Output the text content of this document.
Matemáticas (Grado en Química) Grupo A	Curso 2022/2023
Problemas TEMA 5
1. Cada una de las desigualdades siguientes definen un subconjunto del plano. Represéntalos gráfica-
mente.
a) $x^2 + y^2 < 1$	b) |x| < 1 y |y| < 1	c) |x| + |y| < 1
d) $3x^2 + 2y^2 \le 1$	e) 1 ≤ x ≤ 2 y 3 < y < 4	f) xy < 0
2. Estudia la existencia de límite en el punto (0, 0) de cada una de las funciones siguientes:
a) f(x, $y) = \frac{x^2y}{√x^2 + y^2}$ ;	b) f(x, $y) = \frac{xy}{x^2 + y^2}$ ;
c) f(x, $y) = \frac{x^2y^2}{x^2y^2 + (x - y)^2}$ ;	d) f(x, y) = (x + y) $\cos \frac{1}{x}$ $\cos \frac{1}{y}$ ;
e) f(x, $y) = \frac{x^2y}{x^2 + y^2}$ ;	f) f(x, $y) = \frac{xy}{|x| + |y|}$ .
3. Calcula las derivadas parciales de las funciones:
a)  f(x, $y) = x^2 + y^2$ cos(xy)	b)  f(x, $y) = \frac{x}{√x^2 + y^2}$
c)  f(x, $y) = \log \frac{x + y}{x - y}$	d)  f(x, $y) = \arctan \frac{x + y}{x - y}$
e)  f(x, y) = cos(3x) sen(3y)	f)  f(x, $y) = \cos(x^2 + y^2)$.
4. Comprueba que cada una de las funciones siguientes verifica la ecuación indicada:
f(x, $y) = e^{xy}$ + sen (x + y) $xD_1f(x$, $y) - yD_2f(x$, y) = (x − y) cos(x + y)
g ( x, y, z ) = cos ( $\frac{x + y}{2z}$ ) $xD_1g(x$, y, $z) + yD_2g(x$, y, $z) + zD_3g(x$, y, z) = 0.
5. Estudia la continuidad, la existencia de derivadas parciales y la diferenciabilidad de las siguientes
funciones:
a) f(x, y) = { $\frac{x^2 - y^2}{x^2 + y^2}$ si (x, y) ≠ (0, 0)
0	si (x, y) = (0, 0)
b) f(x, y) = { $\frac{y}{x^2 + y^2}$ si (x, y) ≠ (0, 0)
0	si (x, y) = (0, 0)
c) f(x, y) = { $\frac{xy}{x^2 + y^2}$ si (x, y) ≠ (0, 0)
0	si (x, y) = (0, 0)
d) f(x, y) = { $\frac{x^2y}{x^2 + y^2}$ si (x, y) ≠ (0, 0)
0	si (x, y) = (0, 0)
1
================
#### WHAT YOU HAVE TO DO
Return each line in the records that holds the string "derivadas".

#### WORKED SOLUTION
3. Calcula las derivadas parciales de las funciones:
5. Estudia la continuidad, la existencia de derivadas parciales y la diferenciabilidad de las siguientes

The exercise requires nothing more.